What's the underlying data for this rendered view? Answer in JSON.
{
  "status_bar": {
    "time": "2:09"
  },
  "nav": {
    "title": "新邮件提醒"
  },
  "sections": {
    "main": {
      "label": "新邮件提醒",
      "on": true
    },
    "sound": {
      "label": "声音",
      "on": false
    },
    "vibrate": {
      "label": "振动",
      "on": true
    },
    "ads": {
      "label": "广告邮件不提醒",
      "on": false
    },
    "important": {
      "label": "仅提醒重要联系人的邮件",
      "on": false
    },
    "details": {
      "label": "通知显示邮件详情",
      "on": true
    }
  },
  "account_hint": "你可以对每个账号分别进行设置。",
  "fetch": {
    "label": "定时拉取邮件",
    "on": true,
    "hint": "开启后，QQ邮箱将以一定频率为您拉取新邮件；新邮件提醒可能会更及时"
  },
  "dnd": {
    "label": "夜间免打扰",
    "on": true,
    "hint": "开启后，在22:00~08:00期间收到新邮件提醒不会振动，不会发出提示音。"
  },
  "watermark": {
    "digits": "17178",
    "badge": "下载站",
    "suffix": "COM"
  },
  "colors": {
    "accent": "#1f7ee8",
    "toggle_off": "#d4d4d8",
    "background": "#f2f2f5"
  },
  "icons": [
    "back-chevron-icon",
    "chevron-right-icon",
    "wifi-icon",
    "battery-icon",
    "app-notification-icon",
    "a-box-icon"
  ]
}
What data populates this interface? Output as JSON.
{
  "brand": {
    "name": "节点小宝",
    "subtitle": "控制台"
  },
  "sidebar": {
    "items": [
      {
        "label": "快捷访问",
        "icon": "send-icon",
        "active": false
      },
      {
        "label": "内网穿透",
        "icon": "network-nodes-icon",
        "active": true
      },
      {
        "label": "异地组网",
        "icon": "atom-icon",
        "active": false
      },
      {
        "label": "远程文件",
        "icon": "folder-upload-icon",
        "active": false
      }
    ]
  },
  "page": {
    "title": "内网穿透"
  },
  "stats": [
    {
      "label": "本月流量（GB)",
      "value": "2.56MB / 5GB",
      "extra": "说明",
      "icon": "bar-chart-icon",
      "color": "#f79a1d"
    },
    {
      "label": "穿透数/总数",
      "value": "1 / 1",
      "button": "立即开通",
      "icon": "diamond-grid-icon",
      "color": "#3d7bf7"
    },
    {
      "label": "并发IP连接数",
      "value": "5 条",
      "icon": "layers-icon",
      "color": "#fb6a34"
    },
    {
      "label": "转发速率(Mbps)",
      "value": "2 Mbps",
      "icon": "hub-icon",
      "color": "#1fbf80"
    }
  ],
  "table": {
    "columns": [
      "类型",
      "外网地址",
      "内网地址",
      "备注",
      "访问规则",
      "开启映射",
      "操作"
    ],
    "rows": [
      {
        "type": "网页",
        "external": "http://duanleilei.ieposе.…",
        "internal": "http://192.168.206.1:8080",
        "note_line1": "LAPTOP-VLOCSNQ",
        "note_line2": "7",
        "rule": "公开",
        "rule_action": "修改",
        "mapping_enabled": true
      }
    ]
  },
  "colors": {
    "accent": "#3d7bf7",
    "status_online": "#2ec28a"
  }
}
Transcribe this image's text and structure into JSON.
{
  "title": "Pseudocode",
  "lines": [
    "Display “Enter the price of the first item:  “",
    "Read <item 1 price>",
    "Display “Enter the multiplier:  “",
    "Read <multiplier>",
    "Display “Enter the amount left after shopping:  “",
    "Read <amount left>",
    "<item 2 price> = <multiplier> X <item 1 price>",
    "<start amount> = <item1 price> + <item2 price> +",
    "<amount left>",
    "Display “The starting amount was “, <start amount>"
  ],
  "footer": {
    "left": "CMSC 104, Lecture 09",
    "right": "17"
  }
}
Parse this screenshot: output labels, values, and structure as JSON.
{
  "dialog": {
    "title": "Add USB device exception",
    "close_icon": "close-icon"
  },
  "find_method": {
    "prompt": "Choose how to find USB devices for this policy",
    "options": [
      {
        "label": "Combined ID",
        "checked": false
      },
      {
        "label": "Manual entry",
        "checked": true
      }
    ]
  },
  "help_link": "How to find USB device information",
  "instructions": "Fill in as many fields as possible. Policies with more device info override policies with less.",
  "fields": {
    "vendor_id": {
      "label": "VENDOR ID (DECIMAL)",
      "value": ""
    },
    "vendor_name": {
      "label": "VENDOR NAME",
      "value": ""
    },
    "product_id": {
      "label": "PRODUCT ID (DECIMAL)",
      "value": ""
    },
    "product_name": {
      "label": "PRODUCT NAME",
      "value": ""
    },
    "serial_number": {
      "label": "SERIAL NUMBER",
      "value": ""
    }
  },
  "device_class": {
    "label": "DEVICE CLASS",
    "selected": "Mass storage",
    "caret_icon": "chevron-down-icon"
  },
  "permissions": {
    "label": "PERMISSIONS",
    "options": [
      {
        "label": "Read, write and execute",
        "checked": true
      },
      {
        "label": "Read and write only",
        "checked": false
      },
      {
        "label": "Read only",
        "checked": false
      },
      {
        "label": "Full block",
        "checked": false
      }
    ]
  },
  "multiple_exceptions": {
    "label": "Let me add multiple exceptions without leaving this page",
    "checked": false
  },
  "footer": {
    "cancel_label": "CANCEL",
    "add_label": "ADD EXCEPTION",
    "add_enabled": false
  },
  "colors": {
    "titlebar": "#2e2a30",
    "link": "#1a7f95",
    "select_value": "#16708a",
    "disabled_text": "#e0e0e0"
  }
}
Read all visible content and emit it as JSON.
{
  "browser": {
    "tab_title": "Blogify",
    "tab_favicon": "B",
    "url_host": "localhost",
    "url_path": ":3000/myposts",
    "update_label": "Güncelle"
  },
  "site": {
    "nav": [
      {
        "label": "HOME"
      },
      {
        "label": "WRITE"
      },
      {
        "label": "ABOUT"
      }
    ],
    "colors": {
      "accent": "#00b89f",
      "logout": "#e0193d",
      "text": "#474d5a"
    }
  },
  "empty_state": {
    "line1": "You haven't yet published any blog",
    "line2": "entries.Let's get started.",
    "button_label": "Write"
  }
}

* Problem requirements: Each line of the listing should be echoed back exactly.

* Complete output:
What's the underlying data for this rendered view? Answer in JSON.
{
  "status_bar": {
    "time": "2:09"
  },
  "nav": {
    "title": "新邮件提醒"
  },
  "sections": {
    "main": {
      "label": "新邮件提醒",
      "on": true
    },
    "sound": {
      "label": "声音",
      "on": false
    },
    "vibrate": {
      "label": "振动",
      "on": true
    },
    "ads": {
      "label": "广告邮件不提醒",
      "on": false
    },
    "important": {
      "label": "仅提醒重要联系人的邮件",
      "on": false
    },
    "details": {
      "label": "通知显示邮件详情",
      "on": true
    }
  },
  "account_hint": "你可以对每个账号分别进行设置。",
  "fetch": {
    "label": "定时拉取邮件",
    "on": true,
    "hint": "开启后，QQ邮箱将以一定频率为您拉取新邮件；新邮件提醒可能会更及时"
  },
  "dnd": {
    "label": "夜间免打扰",
    "on": true,
    "hint": "开启后，在22:00~08:00期间收到新邮件提醒不会振动，不会发出提示音。"
  },
  "watermark": {
    "digits": "17178",
    "badge": "下载站",
    "suffix": "COM"
  },
  "colors": {
    "accent": "#1f7ee8",
    "toggle_off": "#d4d4d8",
    "background": "#f2f2f5"
  },
  "icons": [
    "back-chevron-icon",
    "chevron-right-icon",
    "wifi-icon",
    "battery-icon",
    "app-notification-icon",
    "a-box-icon"
  ]
}
What data populates this interface? Output as JSON.
{
  "brand": {
    "name": "节点小宝",
    "subtitle": "控制台"
  },
  "sidebar": {
    "items": [
      {
        "label": "快捷访问",
        "icon": "send-icon",
        "active": false
      },
      {
        "label": "内网穿透",
        "icon": "network-nodes-icon",
        "active": true
      },
      {
        "label": "异地组网",
        "icon": "atom-icon",
        "active": false
      },
      {
        "label": "远程文件",
        "icon": "folder-upload-icon",
        "active": false
      }
    ]
  },
  "page": {
    "title": "内网穿透"
  },
  "stats": [
    {
      "label": "本月流量（GB)",
      "value": "2.56MB / 5GB",
      "extra": "说明",
      "icon": "bar-chart-icon",
      "color": "#f79a1d"
    },
    {
      "label": "穿透数/总数",
      "value": "1 / 1",
      "button": "立即开通",
      "icon": "diamond-grid-icon",
      "color": "#3d7bf7"
    },
    {
      "label": "并发IP连接数",
      "value": "5 条",
      "icon": "layers-icon",
      "color": "#fb6a34"
    },
    {
      "label": "转发速率(Mbps)",
      "value": "2 Mbps",
      "icon": "hub-icon",
      "color": "#1fbf80"
    }
  ],
  "table": {
    "columns": [
      "类型",
      "外网地址",
      "内网地址",
      "备注",
      "访问规则",
      "开启映射",
      "操作"
    ],
    "rows": [
      {
        "type": "网页",
        "external": "http://duanleilei.ieposе.…",
        "internal": "http://192.168.206.1:8080",
        "note_line1": "LAPTOP-VLOCSNQ",
        "note_line2": "7",
        "rule": "公开",
        "rule_action": "修改",
        "mapping_enabled": true
      }
    ]
  },
  "colors": {
    "accent": "#3d7bf7",
    "status_online": "#2ec28a"
  }
}
Transcribe this image's text and structure into JSON.
{
  "title": "Pseudocode",
  "lines": [
    "Display “Enter the price of the first item:  “",
    "Read <item 1 price>",
    "Display “Enter the multiplier:  “",
    "Read <multiplier>",
    "Display “Enter the amount left after shopping:  “",
    "Read <amount left>",
    "<item 2 price> = <multiplier> X <item 1 price>",
    "<start amount> = <item1 price> + <item2 price> +",
    "<amount left>",
    "Display “The starting amount was “, <start amount>"
  ],
  "footer": {
    "left": "CMSC 104, Lecture 09",
    "right": "17"
  }
}
Parse this screenshot: output labels, values, and structure as JSON.
{
  "dialog": {
    "title": "Add USB device exception",
    "close_icon": "close-icon"
  },
  "find_method": {
    "prompt": "Choose how to find USB devices for this policy",
    "options": [
      {
        "label": "Combined ID",
        "checked": false
      },
      {
        "label": "Manual entry",
        "checked": true
      }
    ]
  },
  "help_link": "How to find USB device information",
  "instructions": "Fill in as many fields as possible. Policies with more device info override policies with less.",
  "fields": {
    "vendor_id": {
      "label": "VENDOR ID (DECIMAL)",
      "value": ""
    },
    "vendor_name": {
      "label": "VENDOR NAME",
      "value": ""
    },
    "product_id": {
      "label": "PRODUCT ID (DECIMAL)",
      "value": ""
    },
    "product_name": {
      "label": "PRODUCT NAME",
      "value": ""
    },
    "serial_number": {
      "label": "SERIAL NUMBER",
      "value": ""
    }
  },
  "device_class": {
    "label": "DEVICE CLASS",
    "selected": "Mass storage",
    "caret_icon": "chevron-down-icon"
  },
  "permissions": {
    "label": "PERMISSIONS",
    "options": [
      {
        "label": "Read, write and execute",
        "checked": true
      },
      {
        "label": "Read and write only",
        "checked": false
      },
      {
        "label": "Read only",
        "checked": false
      },
      {
        "label": "Full block",
        "checked": false
      }
    ]
  },
  "multiple_exceptions": {
    "label": "Let me add multiple exceptions without leaving this page",
    "checked": false
  },
  "footer": {
    "cancel_label": "CANCEL",
    "add_label": "ADD EXCEPTION",
    "add_enabled": false
  },
  "colors": {
    "titlebar": "#2e2a30",
    "link": "#1a7f95",
    "select_value": "#16708a",
    "disabled_text": "#e0e0e0"
  }
}
Read all visible content and emit it as JSON.
{
  "browser": {
    "tab_title": "Blogify",
    "tab_favicon": "B",
    "url_host": "localhost",
    "url_path": ":3000/myposts",
    "update_label": "Güncelle"
  },
  "site": {
    "nav": [
      {
        "label": "HOME"
      },
      {
        "label": "WRITE"
      },
      {
        "label": "ABOUT"
      }
    ],
    "colors": {
      "accent": "#00b89f",
      "logout": "#e0193d",
      "text": "#474d5a"
    }
  },
  "empty_state": {
    "line1": "You haven't yet published any blog",
    "line2": "entries.Let's get started.",
    "button_label": "Write"
  }
}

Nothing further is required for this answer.